(Dataset records)
--- --- ---
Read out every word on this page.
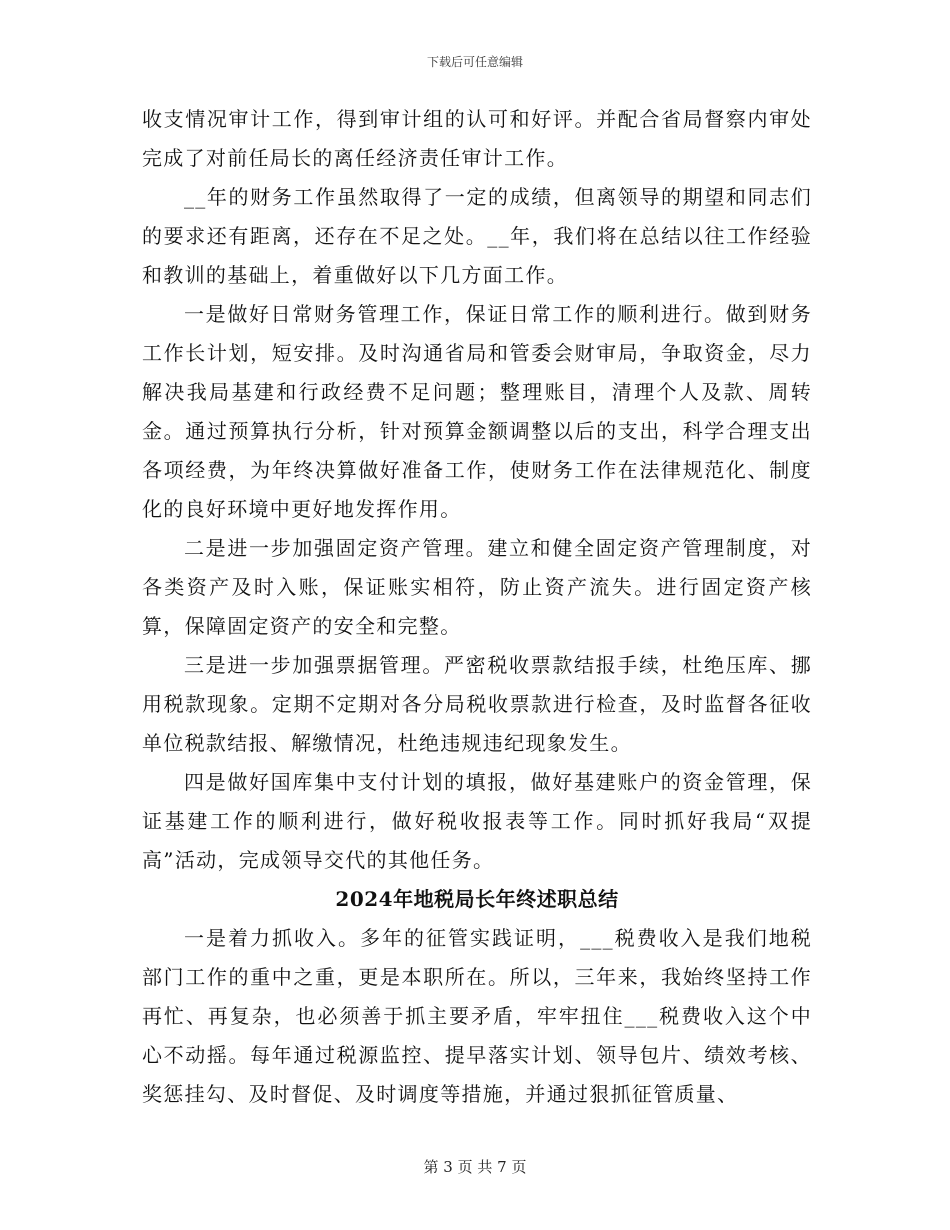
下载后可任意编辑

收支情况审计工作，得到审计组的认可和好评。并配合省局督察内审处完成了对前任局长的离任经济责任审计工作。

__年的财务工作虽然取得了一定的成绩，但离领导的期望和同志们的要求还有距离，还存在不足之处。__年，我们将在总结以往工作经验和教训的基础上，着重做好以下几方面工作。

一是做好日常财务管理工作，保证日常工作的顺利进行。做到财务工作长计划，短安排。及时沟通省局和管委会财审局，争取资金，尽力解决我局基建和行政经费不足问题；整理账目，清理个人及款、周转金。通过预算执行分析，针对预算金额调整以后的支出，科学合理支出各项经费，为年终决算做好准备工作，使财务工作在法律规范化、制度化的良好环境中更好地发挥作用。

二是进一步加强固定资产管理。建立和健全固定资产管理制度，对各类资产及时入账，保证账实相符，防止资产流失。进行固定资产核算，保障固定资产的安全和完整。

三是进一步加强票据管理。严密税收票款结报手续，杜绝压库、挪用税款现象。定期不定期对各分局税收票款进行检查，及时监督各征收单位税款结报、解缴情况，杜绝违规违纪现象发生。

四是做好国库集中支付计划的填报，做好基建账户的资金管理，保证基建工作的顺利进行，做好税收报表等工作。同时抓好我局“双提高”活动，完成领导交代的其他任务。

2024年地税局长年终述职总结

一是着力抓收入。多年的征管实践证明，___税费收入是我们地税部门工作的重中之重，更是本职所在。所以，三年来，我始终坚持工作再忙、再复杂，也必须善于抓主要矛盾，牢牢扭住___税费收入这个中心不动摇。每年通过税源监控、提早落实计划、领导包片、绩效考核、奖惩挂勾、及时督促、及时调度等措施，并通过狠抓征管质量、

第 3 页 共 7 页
--- --- ---
> [Work to do]: Return all of the data exactly as written, and drop the pictures.

> [Result of the exercise]:
Read out every word on this page.
下载后可任意编辑

收支情况审计工作，得到审计组的认可和好评。并配合省局督察内审处完成了对前任局长的离任经济责任审计工作。

__年的财务工作虽然取得了一定的成绩，但离领导的期望和同志们的要求还有距离，还存在不足之处。__年，我们将在总结以往工作经验和教训的基础上，着重做好以下几方面工作。

一是做好日常财务管理工作，保证日常工作的顺利进行。做到财务工作长计划，短安排。及时沟通省局和管委会财审局，争取资金，尽力解决我局基建和行政经费不足问题；整理账目，清理个人及款、周转金。通过预算执行分析，针对预算金额调整以后的支出，科学合理支出各项经费，为年终决算做好准备工作，使财务工作在法律规范化、制度化的良好环境中更好地发挥作用。

二是进一步加强固定资产管理。建立和健全固定资产管理制度，对各类资产及时入账，保证账实相符，防止资产流失。进行固定资产核算，保障固定资产的安全和完整。

三是进一步加强票据管理。严密税收票款结报手续，杜绝压库、挪用税款现象。定期不定期对各分局税收票款进行检查，及时监督各征收单位税款结报、解缴情况，杜绝违规违纪现象发生。

四是做好国库集中支付计划的填报，做好基建账户的资金管理，保证基建工作的顺利进行，做好税收报表等工作。同时抓好我局“双提高”活动，完成领导交代的其他任务。

2024年地税局长年终述职总结

一是着力抓收入。多年的征管实践证明，___税费收入是我们地税部门工作的重中之重，更是本职所在。所以，三年来，我始终坚持工作再忙、再复杂，也必须善于抓主要矛盾，牢牢扭住___税费收入这个中心不动摇。每年通过税源监控、提早落实计划、领导包片、绩效考核、奖惩挂勾、及时督促、及时调度等措施，并通过狠抓征管质量、

第 3 页 共 7 页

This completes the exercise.